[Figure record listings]
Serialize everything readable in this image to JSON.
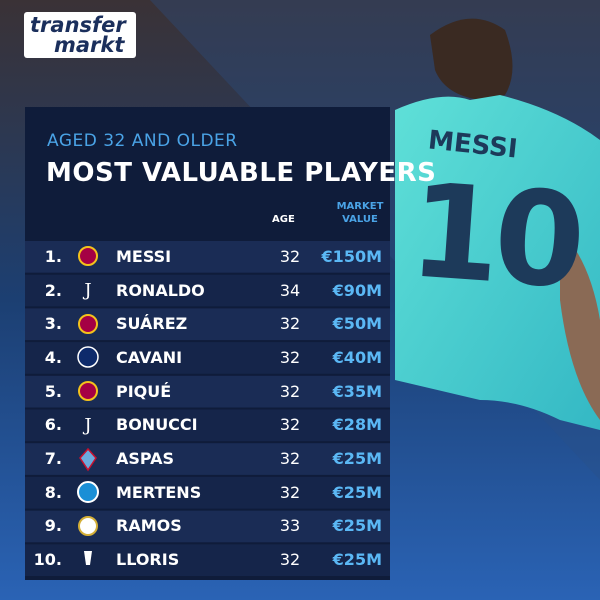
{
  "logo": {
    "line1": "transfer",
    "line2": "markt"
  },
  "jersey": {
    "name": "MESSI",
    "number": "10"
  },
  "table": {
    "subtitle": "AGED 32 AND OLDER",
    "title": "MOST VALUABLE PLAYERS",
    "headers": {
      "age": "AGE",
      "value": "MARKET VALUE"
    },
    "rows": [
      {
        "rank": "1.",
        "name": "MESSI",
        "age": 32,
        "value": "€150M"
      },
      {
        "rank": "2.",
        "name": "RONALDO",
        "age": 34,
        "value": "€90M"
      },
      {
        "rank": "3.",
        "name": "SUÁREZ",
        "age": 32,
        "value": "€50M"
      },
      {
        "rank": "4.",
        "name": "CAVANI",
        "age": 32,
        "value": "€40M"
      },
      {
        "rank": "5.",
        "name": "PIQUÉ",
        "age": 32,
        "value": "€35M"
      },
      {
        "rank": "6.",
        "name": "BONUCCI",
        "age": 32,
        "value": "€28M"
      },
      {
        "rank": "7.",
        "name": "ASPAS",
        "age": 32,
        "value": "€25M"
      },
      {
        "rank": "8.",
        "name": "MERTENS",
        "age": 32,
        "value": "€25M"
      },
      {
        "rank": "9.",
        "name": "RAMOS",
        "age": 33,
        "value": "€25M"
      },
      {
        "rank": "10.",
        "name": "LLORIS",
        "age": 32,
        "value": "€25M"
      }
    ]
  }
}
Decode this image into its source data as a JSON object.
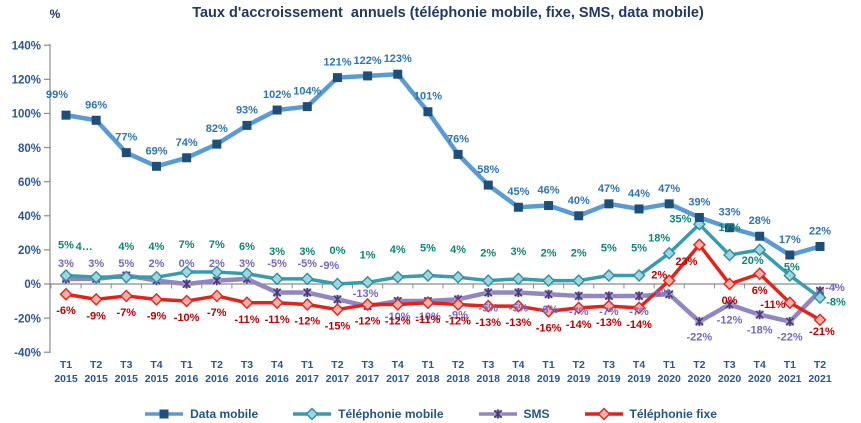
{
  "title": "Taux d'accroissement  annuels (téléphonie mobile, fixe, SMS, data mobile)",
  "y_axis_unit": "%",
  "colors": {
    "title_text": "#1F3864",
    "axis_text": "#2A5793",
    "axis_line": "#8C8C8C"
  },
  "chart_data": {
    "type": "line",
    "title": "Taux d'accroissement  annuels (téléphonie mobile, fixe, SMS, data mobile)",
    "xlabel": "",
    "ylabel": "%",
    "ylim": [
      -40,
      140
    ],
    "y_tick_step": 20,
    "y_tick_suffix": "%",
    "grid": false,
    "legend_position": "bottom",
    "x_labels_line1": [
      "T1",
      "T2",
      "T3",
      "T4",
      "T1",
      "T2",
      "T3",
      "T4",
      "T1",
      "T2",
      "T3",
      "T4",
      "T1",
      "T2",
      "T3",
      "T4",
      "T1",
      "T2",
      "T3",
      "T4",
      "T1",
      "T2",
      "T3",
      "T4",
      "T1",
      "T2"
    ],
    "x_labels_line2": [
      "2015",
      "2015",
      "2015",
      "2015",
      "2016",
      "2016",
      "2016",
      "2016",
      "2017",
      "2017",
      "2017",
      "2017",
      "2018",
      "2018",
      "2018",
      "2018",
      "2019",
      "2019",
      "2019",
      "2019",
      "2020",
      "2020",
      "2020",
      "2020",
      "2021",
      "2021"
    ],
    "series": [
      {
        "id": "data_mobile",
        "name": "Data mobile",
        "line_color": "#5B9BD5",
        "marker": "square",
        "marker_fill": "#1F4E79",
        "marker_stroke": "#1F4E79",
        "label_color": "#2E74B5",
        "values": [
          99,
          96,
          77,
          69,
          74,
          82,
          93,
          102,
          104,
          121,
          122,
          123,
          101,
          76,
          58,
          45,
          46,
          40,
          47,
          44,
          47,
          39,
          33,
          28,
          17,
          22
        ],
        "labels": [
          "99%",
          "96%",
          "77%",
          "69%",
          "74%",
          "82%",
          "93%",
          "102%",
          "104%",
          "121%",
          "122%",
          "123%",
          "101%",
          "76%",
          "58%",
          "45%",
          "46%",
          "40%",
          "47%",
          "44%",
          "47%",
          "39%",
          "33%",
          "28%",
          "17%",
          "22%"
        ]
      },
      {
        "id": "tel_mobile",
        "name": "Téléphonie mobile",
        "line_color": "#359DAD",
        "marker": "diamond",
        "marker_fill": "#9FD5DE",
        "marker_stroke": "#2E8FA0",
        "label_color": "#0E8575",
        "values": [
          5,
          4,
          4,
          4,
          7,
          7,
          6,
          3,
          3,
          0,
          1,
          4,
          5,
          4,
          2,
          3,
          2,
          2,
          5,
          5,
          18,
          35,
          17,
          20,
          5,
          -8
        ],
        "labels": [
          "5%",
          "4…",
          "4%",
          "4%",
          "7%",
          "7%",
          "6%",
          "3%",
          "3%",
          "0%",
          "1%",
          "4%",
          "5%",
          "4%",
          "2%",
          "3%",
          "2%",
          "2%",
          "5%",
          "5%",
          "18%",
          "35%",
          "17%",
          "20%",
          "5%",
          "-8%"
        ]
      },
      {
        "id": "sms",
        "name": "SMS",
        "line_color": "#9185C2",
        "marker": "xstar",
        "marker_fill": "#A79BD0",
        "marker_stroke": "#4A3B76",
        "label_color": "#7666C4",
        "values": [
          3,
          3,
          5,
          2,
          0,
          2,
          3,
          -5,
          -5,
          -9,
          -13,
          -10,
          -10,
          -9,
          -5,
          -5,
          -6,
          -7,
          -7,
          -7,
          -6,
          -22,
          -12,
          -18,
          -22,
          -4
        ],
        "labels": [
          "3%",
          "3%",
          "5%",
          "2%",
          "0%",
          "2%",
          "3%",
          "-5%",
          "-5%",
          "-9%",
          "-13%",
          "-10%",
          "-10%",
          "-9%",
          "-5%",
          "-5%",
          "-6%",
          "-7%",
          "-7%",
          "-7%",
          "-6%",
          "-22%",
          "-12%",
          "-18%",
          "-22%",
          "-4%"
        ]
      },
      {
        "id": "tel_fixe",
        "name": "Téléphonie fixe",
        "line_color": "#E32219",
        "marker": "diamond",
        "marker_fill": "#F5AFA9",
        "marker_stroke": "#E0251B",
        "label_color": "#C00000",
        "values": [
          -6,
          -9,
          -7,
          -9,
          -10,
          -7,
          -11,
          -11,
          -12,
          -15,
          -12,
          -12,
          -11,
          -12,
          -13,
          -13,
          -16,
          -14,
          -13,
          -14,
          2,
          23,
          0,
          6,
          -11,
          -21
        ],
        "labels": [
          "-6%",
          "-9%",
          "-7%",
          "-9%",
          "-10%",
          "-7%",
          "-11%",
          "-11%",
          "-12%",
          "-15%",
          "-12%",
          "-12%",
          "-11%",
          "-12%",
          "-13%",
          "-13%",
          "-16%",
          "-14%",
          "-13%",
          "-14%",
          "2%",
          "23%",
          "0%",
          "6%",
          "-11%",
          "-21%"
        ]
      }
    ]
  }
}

WHAT THIS TASK INVOLVES:
The entries above should be reproduced exactly, without their pictures.

TASK OUTPUT:
Serialize everything readable in this image to JSON.
{
  "logo": {
    "line1": "transfer",
    "line2": "markt"
  },
  "jersey": {
    "name": "MESSI",
    "number": "10"
  },
  "table": {
    "subtitle": "AGED 32 AND OLDER",
    "title": "MOST VALUABLE PLAYERS",
    "headers": {
      "age": "AGE",
      "value": "MARKET VALUE"
    },
    "rows": [
      {
        "rank": "1.",
        "name": "MESSI",
        "age": 32,
        "value": "€150M"
      },
      {
        "rank": "2.",
        "name": "RONALDO",
        "age": 34,
        "value": "€90M"
      },
      {
        "rank": "3.",
        "name": "SUÁREZ",
        "age": 32,
        "value": "€50M"
      },
      {
        "rank": "4.",
        "name": "CAVANI",
        "age": 32,
        "value": "€40M"
      },
      {
        "rank": "5.",
        "name": "PIQUÉ",
        "age": 32,
        "value": "€35M"
      },
      {
        "rank": "6.",
        "name": "BONUCCI",
        "age": 32,
        "value": "€28M"
      },
      {
        "rank": "7.",
        "name": "ASPAS",
        "age": 32,
        "value": "€25M"
      },
      {
        "rank": "8.",
        "name": "MERTENS",
        "age": 32,
        "value": "€25M"
      },
      {
        "rank": "9.",
        "name": "RAMOS",
        "age": 33,
        "value": "€25M"
      },
      {
        "rank": "10.",
        "name": "LLORIS",
        "age": 32,
        "value": "€25M"
      }
    ]
  }
}
Decode this image into its source data as a JSON object.
{
  "title": "Taux d'accroissement  annuels (téléphonie mobile, fixe, SMS, data mobile)",
  "y_axis_unit": "%",
  "colors": {
    "title_text": "#1F3864",
    "axis_text": "#2A5793",
    "axis_line": "#8C8C8C"
  },
  "chart_data": {
    "type": "line",
    "title": "Taux d'accroissement  annuels (téléphonie mobile, fixe, SMS, data mobile)",
    "xlabel": "",
    "ylabel": "%",
    "ylim": [
      -40,
      140
    ],
    "y_tick_step": 20,
    "y_tick_suffix": "%",
    "grid": false,
    "legend_position": "bottom",
    "x_labels_line1": [
      "T1",
      "T2",
      "T3",
      "T4",
      "T1",
      "T2",
      "T3",
      "T4",
      "T1",
      "T2",
      "T3",
      "T4",
      "T1",
      "T2",
      "T3",
      "T4",
      "T1",
      "T2",
      "T3",
      "T4",
      "T1",
      "T2",
      "T3",
      "T4",
      "T1",
      "T2"
    ],
    "x_labels_line2": [
      "2015",
      "2015",
      "2015",
      "2015",
      "2016",
      "2016",
      "2016",
      "2016",
      "2017",
      "2017",
      "2017",
      "2017",
      "2018",
      "2018",
      "2018",
      "2018",
      "2019",
      "2019",
      "2019",
      "2019",
      "2020",
      "2020",
      "2020",
      "2020",
      "2021",
      "2021"
    ],
    "series": [
      {
        "id": "data_mobile",
        "name": "Data mobile",
        "line_color": "#5B9BD5",
        "marker": "square",
        "marker_fill": "#1F4E79",
        "marker_stroke": "#1F4E79",
        "label_color": "#2E74B5",
        "values": [
          99,
          96,
          77,
          69,
          74,
          82,
          93,
          102,
          104,
          121,
          122,
          123,
          101,
          76,
          58,
          45,
          46,
          40,
          47,
          44,
          47,
          39,
          33,
          28,
          17,
          22
        ],
        "labels": [
          "99%",
          "96%",
          "77%",
          "69%",
          "74%",
          "82%",
          "93%",
          "102%",
          "104%",
          "121%",
          "122%",
          "123%",
          "101%",
          "76%",
          "58%",
          "45%",
          "46%",
          "40%",
          "47%",
          "44%",
          "47%",
          "39%",
          "33%",
          "28%",
          "17%",
          "22%"
        ]
      },
      {
        "id": "tel_mobile",
        "name": "Téléphonie mobile",
        "line_color": "#359DAD",
        "marker": "diamond",
        "marker_fill": "#9FD5DE",
        "marker_stroke": "#2E8FA0",
        "label_color": "#0E8575",
        "values": [
          5,
          4,
          4,
          4,
          7,
          7,
          6,
          3,
          3,
          0,
          1,
          4,
          5,
          4,
          2,
          3,
          2,
          2,
          5,
          5,
          18,
          35,
          17,
          20,
          5,
          -8
        ],
        "labels": [
          "5%",
          "4…",
          "4%",
          "4%",
          "7%",
          "7%",
          "6%",
          "3%",
          "3%",
          "0%",
          "1%",
          "4%",
          "5%",
          "4%",
          "2%",
          "3%",
          "2%",
          "2%",
          "5%",
          "5%",
          "18%",
          "35%",
          "17%",
          "20%",
          "5%",
          "-8%"
        ]
      },
      {
        "id": "sms",
        "name": "SMS",
        "line_color": "#9185C2",
        "marker": "xstar",
        "marker_fill": "#A79BD0",
        "marker_stroke": "#4A3B76",
        "label_color": "#7666C4",
        "values": [
          3,
          3,
          5,
          2,
          0,
          2,
          3,
          -5,
          -5,
          -9,
          -13,
          -10,
          -10,
          -9,
          -5,
          -5,
          -6,
          -7,
          -7,
          -7,
          -6,
          -22,
          -12,
          -18,
          -22,
          -4
        ],
        "labels": [
          "3%",
          "3%",
          "5%",
          "2%",
          "0%",
          "2%",
          "3%",
          "-5%",
          "-5%",
          "-9%",
          "-13%",
          "-10%",
          "-10%",
          "-9%",
          "-5%",
          "-5%",
          "-6%",
          "-7%",
          "-7%",
          "-7%",
          "-6%",
          "-22%",
          "-12%",
          "-18%",
          "-22%",
          "-4%"
        ]
      },
      {
        "id": "tel_fixe",
        "name": "Téléphonie fixe",
        "line_color": "#E32219",
        "marker": "diamond",
        "marker_fill": "#F5AFA9",
        "marker_stroke": "#E0251B",
        "label_color": "#C00000",
        "values": [
          -6,
          -9,
          -7,
          -9,
          -10,
          -7,
          -11,
          -11,
          -12,
          -15,
          -12,
          -12,
          -11,
          -12,
          -13,
          -13,
          -16,
          -14,
          -13,
          -14,
          2,
          23,
          0,
          6,
          -11,
          -21
        ],
        "labels": [
          "-6%",
          "-9%",
          "-7%",
          "-9%",
          "-10%",
          "-7%",
          "-11%",
          "-11%",
          "-12%",
          "-15%",
          "-12%",
          "-12%",
          "-11%",
          "-12%",
          "-13%",
          "-13%",
          "-16%",
          "-14%",
          "-13%",
          "-14%",
          "2%",
          "23%",
          "0%",
          "6%",
          "-11%",
          "-21%"
        ]
      }
    ]
  }
}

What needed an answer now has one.